• **WHAT YOU WILL DO**
Work out how many lines hold "Events". Give the number and nothing else.

• **STORED DATA**
# # # # # # #

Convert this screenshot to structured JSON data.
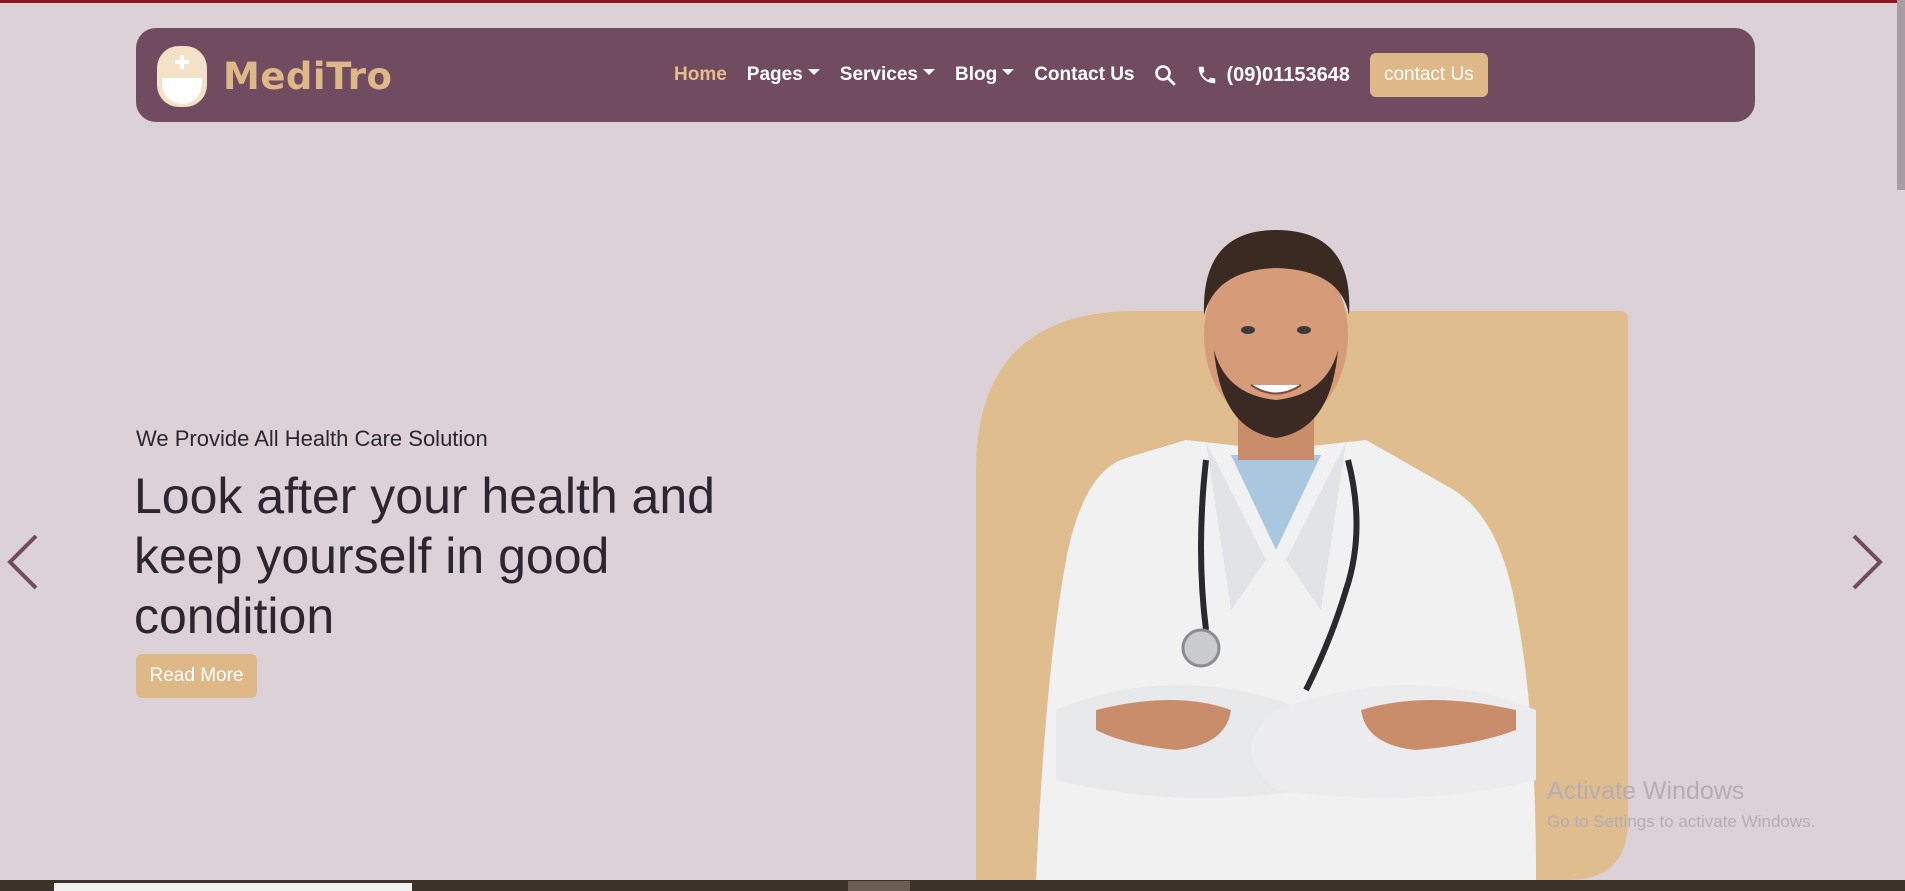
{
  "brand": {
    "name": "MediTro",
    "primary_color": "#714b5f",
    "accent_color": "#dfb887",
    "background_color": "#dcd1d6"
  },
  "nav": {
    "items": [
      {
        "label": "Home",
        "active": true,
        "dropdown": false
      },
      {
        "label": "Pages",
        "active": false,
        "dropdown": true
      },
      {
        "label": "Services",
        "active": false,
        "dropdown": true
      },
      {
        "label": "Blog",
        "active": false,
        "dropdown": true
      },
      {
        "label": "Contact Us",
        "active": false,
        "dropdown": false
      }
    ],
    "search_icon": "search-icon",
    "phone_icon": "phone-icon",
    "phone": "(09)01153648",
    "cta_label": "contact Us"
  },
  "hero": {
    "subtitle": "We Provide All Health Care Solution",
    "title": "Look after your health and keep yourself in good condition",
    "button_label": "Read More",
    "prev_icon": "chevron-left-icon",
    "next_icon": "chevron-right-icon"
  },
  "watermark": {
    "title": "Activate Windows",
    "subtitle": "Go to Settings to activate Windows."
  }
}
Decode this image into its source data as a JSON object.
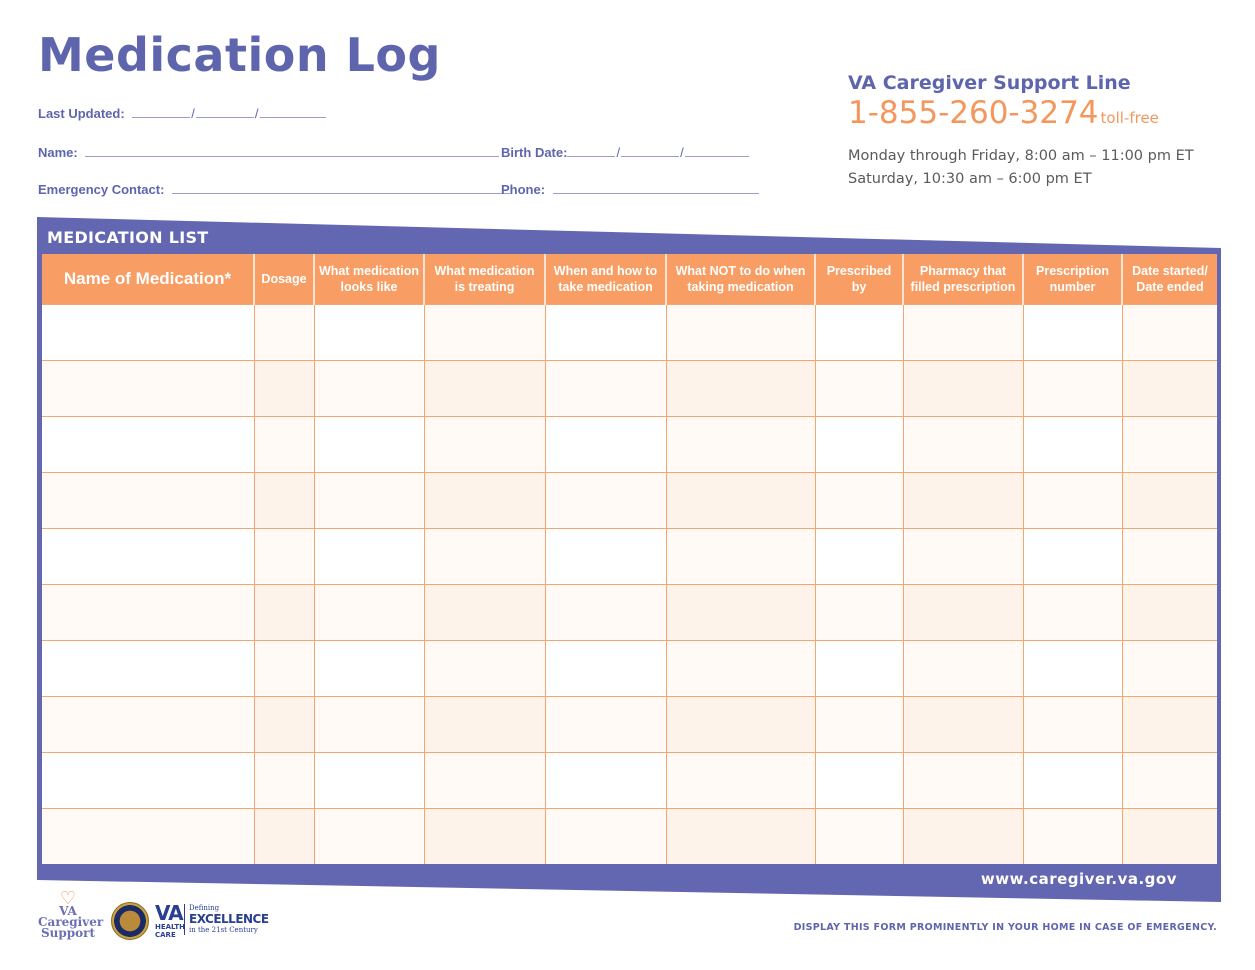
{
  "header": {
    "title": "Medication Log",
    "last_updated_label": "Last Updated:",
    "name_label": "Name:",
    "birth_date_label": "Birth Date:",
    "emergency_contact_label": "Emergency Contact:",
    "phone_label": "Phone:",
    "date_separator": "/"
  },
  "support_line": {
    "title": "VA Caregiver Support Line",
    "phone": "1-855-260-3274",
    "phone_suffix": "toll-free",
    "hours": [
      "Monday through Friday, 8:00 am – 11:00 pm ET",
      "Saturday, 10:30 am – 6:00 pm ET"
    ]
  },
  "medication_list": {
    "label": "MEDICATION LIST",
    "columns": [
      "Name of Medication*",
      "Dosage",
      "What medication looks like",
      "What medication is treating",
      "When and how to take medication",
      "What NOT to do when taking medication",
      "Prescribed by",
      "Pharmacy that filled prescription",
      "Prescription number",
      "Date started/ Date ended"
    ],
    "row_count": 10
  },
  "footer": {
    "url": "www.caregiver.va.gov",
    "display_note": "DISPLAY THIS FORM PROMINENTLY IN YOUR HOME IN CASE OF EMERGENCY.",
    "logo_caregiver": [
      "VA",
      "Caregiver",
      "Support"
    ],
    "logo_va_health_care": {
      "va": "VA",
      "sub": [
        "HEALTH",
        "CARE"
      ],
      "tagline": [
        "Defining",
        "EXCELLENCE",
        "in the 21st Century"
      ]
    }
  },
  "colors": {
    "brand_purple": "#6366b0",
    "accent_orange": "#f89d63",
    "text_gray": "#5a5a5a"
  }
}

# # # # # # #

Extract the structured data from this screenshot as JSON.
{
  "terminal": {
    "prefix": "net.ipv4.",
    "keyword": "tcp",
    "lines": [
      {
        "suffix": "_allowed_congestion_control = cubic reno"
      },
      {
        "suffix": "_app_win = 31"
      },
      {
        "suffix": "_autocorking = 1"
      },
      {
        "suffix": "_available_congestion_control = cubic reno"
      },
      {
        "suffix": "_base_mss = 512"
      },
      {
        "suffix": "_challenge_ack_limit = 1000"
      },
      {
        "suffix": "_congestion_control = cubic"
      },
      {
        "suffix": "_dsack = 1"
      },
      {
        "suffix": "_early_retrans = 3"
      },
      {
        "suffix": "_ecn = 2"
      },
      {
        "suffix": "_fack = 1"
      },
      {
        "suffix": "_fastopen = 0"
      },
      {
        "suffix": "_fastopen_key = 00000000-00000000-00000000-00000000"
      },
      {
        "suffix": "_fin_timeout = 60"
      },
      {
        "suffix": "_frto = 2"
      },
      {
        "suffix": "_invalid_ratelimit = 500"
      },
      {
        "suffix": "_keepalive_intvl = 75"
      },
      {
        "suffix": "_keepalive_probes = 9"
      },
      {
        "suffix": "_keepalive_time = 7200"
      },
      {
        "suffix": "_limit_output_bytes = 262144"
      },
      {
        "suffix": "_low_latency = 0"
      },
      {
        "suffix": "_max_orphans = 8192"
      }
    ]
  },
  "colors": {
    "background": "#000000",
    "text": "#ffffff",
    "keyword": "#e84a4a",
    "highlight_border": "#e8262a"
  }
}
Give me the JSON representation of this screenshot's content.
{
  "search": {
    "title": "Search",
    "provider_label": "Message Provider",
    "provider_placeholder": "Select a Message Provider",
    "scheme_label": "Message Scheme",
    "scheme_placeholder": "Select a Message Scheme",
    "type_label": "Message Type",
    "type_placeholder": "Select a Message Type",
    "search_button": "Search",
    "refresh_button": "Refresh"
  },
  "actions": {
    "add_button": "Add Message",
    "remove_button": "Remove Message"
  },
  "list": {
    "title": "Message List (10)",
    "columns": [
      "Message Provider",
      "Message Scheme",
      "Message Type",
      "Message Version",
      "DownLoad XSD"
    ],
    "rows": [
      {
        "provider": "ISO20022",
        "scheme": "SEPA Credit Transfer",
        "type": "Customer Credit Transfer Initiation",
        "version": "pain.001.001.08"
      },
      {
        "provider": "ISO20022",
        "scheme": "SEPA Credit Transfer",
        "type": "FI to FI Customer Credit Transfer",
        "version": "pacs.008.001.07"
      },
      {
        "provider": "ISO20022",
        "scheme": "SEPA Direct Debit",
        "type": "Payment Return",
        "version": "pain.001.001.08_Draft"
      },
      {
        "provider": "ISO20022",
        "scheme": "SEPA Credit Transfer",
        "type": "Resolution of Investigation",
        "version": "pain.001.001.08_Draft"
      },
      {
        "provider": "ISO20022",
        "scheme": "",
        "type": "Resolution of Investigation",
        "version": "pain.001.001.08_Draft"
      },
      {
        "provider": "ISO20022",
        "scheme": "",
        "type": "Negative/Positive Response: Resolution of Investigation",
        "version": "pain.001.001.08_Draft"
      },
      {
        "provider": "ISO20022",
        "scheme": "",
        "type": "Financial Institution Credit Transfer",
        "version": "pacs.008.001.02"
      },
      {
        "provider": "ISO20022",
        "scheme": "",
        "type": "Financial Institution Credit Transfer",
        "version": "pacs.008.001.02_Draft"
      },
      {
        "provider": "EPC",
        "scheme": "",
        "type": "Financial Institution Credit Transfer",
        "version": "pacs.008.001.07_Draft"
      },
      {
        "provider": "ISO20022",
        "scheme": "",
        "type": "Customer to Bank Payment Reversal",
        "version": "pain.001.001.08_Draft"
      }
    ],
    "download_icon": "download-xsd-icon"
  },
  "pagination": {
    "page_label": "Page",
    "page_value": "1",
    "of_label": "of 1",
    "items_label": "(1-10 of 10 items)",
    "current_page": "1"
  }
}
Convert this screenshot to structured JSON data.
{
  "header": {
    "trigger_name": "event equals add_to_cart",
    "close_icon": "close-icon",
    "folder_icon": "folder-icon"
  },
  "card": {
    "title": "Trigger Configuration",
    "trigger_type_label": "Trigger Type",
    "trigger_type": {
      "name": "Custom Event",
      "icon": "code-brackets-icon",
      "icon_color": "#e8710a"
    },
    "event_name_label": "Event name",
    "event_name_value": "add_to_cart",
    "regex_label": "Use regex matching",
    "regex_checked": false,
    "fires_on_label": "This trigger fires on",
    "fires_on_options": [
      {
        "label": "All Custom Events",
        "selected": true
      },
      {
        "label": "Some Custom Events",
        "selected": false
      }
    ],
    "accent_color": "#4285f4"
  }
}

# # # # # # #

• **EXERCISE SOLUTION**
2